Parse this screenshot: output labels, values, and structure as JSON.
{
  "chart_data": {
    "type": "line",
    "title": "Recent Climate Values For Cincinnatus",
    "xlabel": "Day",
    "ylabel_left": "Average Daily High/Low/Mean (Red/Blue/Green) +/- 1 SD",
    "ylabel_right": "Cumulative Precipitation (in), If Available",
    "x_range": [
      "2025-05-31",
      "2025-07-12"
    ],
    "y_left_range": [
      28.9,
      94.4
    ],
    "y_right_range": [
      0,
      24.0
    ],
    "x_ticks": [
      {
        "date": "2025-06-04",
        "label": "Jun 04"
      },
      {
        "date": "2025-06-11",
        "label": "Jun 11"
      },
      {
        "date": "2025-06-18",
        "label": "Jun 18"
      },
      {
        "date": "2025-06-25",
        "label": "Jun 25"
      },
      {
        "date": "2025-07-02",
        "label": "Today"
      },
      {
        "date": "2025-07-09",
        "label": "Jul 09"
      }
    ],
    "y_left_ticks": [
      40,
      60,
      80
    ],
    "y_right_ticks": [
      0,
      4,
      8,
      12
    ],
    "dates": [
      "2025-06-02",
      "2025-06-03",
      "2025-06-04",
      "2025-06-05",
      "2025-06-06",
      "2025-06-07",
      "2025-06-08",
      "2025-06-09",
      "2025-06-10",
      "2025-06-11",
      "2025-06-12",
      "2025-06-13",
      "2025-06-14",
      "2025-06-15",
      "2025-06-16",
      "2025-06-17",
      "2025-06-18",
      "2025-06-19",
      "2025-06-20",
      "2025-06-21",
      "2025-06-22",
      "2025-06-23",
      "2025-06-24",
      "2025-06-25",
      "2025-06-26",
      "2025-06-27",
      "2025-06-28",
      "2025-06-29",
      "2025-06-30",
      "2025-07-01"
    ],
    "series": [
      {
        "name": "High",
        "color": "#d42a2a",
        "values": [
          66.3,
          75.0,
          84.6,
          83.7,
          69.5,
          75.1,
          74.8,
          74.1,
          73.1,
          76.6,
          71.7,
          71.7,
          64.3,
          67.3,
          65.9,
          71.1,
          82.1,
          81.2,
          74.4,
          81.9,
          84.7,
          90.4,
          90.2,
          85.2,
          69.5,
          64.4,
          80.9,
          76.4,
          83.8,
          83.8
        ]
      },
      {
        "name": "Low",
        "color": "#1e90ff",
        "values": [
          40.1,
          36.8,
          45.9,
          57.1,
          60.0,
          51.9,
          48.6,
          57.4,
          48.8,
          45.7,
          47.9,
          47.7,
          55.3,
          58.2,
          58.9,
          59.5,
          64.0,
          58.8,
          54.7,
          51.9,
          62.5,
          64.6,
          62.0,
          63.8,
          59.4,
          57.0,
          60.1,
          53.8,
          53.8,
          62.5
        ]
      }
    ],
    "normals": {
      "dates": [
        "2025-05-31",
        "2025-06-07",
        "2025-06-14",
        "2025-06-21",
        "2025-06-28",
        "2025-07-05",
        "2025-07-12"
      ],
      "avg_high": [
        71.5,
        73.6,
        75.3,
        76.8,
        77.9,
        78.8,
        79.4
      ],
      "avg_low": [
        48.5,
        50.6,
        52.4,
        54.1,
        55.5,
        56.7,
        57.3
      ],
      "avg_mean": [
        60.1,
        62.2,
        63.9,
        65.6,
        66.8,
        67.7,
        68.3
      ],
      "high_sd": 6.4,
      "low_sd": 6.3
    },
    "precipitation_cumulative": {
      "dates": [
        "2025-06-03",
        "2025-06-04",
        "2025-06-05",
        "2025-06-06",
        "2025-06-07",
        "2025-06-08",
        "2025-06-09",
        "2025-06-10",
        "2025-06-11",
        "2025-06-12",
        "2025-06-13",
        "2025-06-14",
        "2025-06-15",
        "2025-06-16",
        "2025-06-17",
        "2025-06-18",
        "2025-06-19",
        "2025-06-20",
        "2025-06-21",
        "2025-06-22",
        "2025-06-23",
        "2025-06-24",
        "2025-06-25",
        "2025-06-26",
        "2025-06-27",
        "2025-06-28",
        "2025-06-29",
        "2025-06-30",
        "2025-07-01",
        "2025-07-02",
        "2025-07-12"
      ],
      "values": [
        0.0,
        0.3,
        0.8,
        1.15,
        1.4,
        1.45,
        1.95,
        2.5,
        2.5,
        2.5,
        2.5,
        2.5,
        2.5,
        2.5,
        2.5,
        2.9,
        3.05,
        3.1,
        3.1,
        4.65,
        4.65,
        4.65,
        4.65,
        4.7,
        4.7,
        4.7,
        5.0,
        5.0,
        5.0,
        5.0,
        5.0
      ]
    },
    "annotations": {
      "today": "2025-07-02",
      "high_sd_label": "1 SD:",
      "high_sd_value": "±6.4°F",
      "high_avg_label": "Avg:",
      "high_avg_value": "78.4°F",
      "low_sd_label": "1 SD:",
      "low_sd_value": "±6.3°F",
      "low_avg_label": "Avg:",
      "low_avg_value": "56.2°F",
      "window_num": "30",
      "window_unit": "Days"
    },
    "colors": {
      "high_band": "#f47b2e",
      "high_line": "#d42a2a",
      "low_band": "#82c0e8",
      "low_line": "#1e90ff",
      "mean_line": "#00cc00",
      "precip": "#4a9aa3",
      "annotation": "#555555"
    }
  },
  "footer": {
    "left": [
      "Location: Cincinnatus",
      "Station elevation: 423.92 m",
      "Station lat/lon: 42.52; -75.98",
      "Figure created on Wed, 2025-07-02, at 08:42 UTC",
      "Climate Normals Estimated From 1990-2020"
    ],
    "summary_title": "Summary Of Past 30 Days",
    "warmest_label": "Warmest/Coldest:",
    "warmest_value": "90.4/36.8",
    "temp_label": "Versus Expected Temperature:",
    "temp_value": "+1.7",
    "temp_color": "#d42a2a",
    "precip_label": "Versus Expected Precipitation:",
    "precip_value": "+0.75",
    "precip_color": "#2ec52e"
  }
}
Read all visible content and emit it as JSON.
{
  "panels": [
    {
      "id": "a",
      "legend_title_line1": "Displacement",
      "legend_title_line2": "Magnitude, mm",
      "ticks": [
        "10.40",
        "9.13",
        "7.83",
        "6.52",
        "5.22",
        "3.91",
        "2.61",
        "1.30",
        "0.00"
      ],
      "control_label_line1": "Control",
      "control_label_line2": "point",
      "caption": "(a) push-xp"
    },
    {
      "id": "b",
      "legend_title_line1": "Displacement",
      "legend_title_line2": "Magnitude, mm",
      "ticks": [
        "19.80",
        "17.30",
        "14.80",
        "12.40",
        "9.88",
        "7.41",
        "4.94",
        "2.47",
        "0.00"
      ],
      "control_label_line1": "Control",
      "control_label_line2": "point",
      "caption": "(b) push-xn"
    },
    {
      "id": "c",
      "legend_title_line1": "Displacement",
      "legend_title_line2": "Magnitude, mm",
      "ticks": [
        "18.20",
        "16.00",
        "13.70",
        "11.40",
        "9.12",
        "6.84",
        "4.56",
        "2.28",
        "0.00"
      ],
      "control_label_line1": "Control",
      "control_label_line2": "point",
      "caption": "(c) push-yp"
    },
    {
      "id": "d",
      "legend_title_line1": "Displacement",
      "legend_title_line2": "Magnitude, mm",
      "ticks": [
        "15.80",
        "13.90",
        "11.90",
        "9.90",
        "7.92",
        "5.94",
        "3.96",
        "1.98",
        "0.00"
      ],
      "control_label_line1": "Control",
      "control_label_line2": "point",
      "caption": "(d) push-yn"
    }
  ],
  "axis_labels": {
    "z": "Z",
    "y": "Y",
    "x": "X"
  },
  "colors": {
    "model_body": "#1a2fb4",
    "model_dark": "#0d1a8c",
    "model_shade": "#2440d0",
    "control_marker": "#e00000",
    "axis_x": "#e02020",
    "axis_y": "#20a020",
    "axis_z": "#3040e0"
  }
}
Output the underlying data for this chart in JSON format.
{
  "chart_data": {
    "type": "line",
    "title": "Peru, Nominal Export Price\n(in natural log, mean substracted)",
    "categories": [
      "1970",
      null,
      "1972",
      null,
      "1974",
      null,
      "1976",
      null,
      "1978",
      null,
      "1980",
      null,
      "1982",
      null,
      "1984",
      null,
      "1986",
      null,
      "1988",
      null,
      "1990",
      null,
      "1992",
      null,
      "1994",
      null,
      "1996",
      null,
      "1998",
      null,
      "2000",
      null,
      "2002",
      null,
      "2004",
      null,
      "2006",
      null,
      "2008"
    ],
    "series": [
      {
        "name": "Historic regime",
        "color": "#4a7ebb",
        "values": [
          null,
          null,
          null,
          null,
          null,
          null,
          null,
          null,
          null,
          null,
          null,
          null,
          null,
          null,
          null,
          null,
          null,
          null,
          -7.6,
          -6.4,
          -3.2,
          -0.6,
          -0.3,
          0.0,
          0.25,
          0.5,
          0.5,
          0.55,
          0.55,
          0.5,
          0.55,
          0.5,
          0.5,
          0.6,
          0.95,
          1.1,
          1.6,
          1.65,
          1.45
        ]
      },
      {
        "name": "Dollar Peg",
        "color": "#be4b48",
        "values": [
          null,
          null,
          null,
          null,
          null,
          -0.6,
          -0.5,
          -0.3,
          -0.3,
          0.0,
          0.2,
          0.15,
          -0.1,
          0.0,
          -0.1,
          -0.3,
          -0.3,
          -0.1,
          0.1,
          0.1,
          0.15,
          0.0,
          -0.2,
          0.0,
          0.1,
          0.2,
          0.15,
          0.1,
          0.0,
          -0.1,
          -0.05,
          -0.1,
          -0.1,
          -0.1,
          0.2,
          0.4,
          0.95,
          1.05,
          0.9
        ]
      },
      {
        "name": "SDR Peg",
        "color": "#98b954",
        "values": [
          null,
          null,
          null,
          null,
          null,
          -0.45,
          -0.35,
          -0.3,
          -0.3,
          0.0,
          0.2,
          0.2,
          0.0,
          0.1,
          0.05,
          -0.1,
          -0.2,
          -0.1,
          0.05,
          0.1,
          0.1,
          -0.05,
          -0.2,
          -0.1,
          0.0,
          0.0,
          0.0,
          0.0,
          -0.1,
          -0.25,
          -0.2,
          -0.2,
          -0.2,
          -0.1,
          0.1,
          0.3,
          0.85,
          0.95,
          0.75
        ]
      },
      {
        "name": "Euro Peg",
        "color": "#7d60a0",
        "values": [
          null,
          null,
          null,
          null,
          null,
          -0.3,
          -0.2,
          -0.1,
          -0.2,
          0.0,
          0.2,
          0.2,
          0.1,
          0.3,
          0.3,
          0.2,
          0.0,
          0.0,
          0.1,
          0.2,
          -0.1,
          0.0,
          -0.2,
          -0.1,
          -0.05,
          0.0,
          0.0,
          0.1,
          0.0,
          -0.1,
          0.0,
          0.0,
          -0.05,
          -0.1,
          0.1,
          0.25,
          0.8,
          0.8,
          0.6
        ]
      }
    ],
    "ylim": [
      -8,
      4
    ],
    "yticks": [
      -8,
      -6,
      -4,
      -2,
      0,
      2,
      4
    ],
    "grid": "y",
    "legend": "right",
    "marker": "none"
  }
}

____________________

List every line from the entries above in which "Days" appears.

• _Written response_:
      "window_unit": "Days"
    "summary_title": "Summary Of Past 30 Days",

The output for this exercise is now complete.